» WHAT NEEDS TO BE DONE
Collect every line in the records below that contains the word "this".

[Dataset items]
★ ★ ★ ★ ★ ★ ★
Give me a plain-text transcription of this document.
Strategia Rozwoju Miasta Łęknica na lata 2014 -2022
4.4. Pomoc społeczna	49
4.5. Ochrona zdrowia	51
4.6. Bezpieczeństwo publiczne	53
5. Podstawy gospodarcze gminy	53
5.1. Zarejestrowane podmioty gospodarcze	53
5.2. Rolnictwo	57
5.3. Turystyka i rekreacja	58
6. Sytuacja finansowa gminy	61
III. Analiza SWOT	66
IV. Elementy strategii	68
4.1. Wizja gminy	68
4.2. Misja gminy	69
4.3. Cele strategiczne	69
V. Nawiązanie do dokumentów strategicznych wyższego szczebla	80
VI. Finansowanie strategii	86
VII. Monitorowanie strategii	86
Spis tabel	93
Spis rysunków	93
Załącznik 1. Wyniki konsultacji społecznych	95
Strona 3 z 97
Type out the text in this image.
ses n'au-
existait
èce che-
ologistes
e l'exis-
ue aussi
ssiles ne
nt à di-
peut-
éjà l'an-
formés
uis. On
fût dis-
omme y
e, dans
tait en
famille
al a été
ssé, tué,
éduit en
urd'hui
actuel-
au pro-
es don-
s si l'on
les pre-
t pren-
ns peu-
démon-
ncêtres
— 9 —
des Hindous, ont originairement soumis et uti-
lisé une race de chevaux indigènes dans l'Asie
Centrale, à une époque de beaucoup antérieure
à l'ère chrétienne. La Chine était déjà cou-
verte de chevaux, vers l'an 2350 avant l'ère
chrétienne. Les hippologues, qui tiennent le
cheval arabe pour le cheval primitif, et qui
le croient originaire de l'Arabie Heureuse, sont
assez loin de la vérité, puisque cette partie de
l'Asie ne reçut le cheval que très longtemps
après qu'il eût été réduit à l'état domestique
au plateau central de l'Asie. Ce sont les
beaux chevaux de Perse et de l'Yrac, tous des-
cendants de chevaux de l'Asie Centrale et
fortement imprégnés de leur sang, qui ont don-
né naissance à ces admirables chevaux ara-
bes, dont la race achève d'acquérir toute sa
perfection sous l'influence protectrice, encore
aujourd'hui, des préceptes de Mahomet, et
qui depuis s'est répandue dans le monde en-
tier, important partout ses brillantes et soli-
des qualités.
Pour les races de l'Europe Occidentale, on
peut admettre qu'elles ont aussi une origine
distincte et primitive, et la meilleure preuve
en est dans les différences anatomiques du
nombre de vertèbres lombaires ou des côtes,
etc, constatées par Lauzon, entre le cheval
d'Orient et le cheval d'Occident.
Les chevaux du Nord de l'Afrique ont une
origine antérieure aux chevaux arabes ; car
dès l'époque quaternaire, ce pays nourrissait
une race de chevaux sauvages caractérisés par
★ ★ ★ ★ ★ ★ ★
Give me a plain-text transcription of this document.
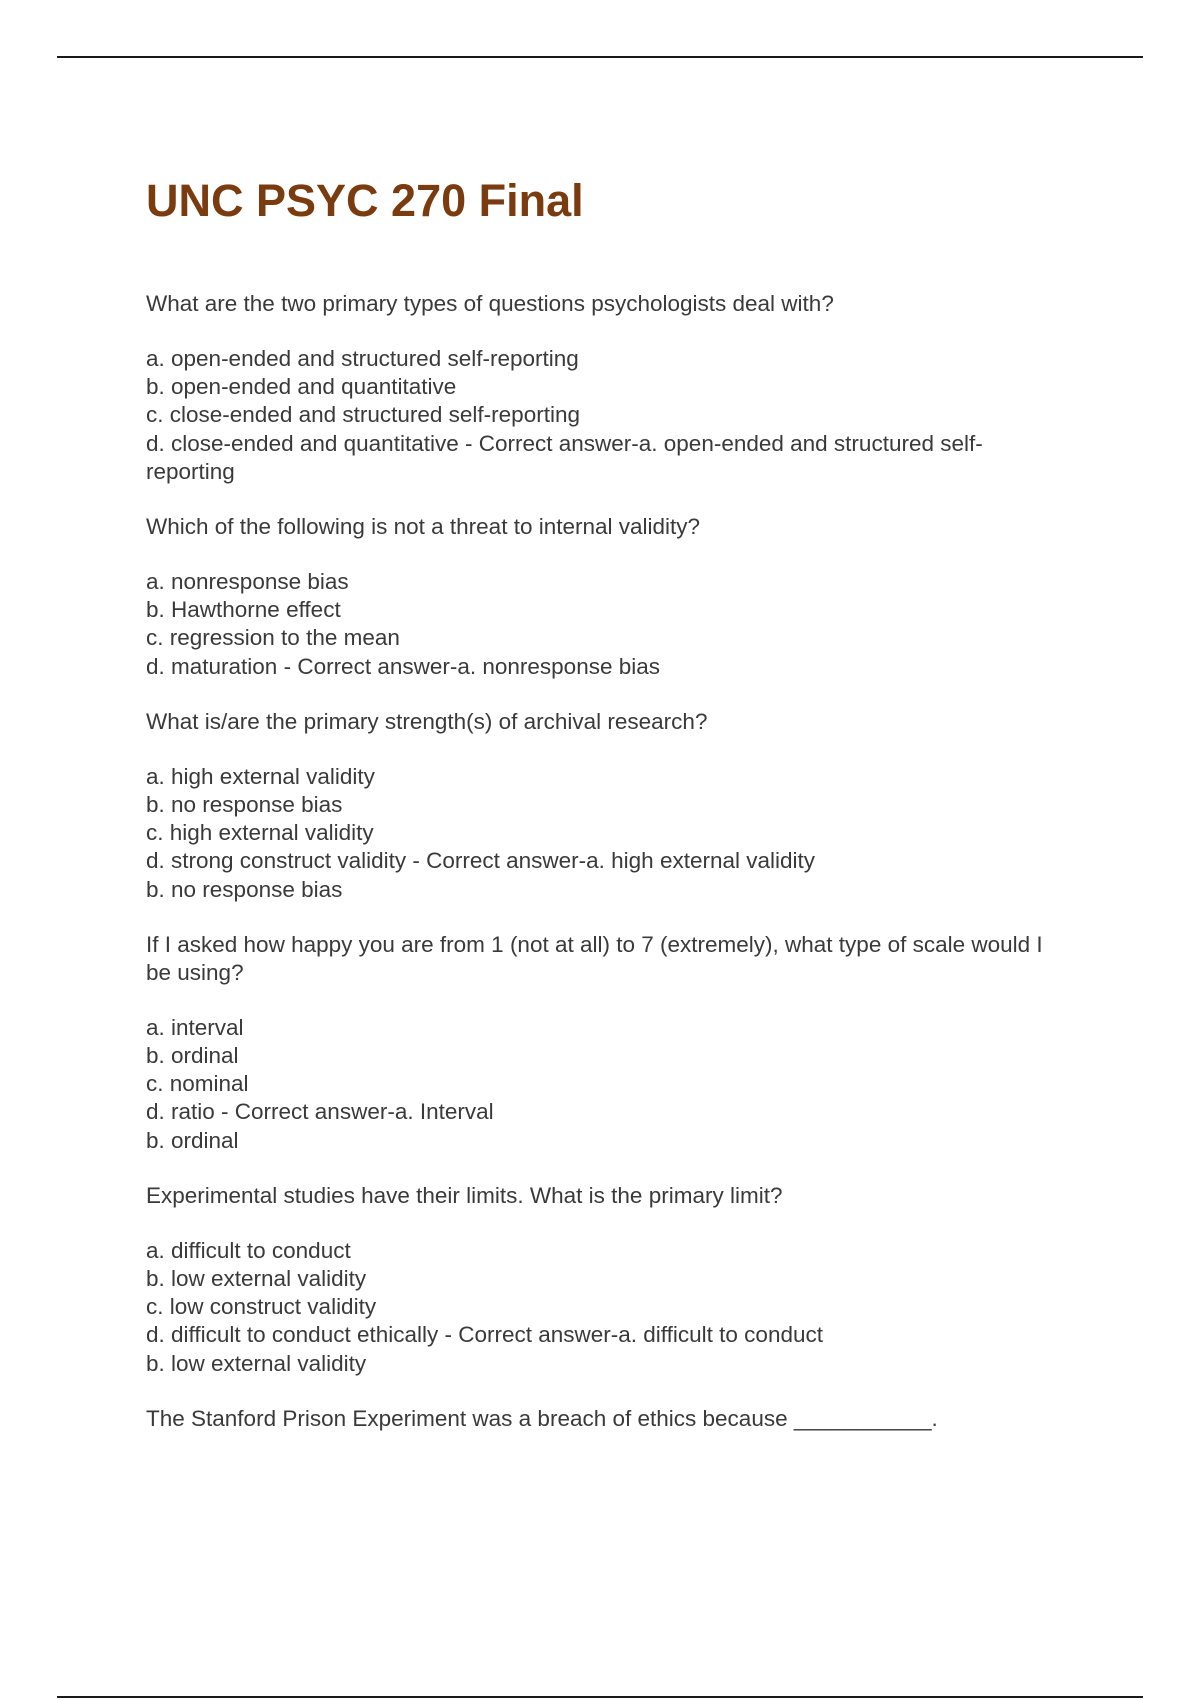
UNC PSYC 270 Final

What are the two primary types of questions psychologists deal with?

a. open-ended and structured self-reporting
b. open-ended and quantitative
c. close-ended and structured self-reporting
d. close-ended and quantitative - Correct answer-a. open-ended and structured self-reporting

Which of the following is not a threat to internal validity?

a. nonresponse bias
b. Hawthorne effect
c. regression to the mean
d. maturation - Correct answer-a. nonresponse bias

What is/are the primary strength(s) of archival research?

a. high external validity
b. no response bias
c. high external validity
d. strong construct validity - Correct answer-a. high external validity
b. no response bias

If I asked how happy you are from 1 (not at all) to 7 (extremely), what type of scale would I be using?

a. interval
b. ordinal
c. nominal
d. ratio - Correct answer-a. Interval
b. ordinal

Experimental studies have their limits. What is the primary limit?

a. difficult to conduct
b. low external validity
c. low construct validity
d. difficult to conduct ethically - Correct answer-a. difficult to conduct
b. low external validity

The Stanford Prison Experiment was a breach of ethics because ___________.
★ ★ ★ ★ ★ ★ ★
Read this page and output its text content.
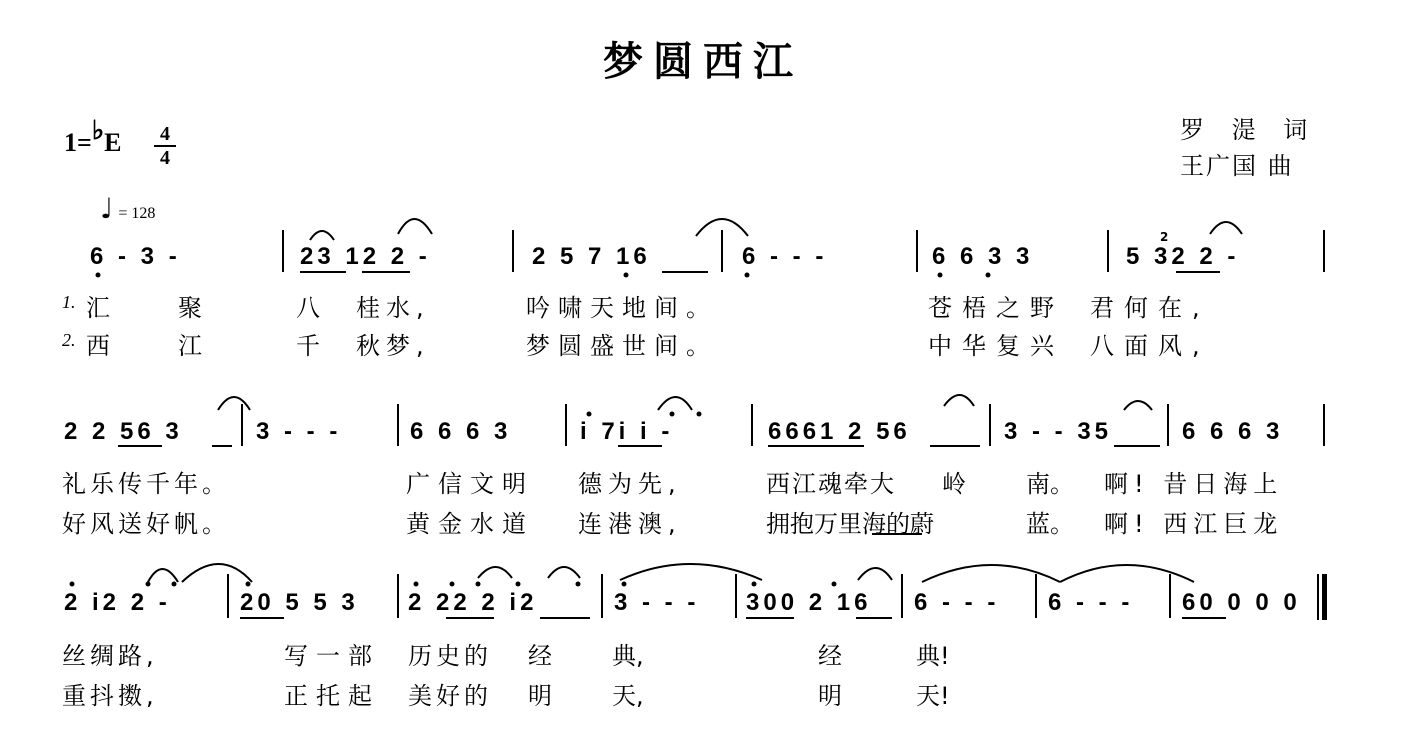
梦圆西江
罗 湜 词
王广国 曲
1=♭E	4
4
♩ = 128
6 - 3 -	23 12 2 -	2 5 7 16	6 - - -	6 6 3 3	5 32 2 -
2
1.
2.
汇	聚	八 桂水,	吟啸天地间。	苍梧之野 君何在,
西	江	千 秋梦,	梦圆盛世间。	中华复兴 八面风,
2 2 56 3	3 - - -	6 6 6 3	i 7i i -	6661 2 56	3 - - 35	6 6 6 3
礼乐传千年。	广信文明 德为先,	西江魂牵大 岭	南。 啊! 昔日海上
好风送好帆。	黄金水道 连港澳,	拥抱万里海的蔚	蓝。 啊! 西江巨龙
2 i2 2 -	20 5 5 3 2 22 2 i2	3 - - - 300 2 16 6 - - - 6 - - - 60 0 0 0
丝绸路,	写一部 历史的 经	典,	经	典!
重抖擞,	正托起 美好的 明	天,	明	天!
★ ★ ★ ★ ★ ★ ★
» OUTPUT
Give me a plain-text transcription of this document.
Type out the text in this image.
Give me a plain-text transcription of this document.
Read this page and output its text content.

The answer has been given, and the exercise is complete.